:: TASK INPUTS
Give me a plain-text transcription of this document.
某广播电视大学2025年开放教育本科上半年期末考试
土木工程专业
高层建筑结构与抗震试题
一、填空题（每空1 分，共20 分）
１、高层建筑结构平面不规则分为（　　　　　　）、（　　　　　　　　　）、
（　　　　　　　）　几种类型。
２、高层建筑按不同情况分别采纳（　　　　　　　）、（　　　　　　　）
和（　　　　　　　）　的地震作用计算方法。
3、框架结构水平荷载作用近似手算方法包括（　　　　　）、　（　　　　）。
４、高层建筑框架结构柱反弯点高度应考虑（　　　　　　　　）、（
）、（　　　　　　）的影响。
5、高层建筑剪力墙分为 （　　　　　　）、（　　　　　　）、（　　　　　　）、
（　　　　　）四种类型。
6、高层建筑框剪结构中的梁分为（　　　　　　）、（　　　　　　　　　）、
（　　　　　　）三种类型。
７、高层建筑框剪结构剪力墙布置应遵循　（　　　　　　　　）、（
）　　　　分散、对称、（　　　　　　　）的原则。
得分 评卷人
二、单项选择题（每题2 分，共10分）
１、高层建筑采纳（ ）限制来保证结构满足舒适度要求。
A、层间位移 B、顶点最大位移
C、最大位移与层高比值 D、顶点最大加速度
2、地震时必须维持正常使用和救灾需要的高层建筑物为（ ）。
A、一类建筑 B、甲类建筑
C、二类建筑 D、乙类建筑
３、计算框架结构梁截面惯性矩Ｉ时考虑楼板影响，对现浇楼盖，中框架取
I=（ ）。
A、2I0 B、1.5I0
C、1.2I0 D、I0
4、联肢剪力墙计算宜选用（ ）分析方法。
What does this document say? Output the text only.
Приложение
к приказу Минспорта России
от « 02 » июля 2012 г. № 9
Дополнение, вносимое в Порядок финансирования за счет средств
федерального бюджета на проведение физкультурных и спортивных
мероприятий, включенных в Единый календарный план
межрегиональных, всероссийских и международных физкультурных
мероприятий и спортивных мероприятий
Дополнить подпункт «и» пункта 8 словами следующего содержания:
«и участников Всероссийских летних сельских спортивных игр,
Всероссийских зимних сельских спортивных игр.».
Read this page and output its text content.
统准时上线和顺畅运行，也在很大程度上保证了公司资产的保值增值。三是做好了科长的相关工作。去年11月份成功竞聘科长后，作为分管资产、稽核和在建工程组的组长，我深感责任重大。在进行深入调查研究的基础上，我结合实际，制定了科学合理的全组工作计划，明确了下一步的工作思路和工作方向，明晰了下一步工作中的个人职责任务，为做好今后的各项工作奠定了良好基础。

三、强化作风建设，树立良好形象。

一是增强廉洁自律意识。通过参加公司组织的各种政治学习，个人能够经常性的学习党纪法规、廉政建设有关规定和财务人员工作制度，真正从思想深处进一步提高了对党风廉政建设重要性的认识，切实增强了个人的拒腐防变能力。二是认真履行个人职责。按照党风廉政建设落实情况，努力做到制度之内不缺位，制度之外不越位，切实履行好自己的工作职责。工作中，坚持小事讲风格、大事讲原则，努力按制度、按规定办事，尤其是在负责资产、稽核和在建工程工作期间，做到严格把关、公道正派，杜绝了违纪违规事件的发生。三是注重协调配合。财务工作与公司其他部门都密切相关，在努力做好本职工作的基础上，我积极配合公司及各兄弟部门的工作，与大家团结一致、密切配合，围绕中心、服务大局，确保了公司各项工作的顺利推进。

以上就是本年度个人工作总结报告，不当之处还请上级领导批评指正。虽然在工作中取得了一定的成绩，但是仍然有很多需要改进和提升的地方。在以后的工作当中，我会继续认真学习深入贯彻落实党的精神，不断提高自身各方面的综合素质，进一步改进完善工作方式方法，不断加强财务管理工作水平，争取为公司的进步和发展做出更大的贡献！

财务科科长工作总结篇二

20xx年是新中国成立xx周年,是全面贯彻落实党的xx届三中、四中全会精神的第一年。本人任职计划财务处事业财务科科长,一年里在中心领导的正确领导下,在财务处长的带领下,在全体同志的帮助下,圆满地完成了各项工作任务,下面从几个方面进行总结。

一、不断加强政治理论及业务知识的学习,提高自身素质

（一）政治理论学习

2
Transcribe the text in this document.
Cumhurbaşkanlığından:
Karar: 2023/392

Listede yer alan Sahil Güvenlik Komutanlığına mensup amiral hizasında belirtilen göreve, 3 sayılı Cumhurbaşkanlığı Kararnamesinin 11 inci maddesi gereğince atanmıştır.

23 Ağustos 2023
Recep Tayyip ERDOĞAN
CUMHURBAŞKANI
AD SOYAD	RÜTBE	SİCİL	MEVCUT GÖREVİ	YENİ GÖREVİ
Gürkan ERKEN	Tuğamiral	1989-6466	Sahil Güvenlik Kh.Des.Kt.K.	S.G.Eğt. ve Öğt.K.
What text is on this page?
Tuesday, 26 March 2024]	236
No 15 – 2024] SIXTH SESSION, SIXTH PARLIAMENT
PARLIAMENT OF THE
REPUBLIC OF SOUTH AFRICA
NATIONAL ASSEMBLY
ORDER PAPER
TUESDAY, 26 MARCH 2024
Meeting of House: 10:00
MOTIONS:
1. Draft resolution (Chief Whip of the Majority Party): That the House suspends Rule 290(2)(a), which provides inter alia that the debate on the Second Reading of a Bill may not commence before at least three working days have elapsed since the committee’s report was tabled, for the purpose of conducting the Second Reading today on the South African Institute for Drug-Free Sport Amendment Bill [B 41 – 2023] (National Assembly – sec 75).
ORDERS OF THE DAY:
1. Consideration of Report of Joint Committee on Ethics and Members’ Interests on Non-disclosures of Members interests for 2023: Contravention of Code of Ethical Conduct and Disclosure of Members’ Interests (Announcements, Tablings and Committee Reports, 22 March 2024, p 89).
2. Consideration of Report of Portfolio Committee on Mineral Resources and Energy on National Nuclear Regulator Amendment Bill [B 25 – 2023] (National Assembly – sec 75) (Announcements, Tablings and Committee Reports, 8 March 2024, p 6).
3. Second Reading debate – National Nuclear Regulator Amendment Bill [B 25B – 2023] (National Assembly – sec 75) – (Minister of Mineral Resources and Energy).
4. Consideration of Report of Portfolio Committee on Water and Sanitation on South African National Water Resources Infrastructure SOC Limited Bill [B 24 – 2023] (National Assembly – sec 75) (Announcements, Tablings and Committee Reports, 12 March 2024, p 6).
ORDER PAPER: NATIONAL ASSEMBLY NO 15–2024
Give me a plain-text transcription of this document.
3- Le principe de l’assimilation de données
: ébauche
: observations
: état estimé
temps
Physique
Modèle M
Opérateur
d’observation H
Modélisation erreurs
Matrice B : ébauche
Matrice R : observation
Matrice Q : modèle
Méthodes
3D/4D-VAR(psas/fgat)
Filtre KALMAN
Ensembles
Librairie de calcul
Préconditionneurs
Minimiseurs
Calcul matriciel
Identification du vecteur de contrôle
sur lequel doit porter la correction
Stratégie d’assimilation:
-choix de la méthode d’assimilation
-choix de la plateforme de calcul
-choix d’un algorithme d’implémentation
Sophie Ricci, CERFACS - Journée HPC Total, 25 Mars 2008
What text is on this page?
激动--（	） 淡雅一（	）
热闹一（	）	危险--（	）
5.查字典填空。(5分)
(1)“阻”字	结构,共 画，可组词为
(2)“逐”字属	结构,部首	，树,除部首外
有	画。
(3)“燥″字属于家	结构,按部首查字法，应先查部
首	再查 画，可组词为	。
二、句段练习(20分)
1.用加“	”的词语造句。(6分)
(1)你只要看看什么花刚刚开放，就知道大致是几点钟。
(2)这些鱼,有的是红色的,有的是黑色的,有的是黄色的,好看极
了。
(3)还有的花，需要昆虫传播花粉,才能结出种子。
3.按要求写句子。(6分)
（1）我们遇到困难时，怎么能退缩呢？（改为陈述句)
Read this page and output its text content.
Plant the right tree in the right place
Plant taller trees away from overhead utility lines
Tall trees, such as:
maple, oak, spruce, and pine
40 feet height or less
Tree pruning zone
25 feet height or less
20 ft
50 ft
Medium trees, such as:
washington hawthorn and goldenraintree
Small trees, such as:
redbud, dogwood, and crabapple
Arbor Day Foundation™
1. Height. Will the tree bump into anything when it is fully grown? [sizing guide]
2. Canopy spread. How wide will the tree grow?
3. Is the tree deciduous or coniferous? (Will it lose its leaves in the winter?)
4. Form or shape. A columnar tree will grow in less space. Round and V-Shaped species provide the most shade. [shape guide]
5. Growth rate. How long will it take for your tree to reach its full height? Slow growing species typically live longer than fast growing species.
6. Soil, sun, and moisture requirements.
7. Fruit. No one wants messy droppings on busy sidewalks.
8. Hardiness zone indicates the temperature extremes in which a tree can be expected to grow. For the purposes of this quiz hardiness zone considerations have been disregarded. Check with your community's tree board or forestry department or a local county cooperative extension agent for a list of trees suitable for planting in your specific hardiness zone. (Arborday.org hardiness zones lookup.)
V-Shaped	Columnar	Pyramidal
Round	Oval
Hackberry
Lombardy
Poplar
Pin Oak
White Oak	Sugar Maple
::::
EXERCISE TASK: Each line in the data that holds the string "assimilation" should be found and copied.

FULL OUTPUT:
3- Le principe de l’assimilation de données
Stratégie d’assimilation:
-choix de la méthode d’assimilation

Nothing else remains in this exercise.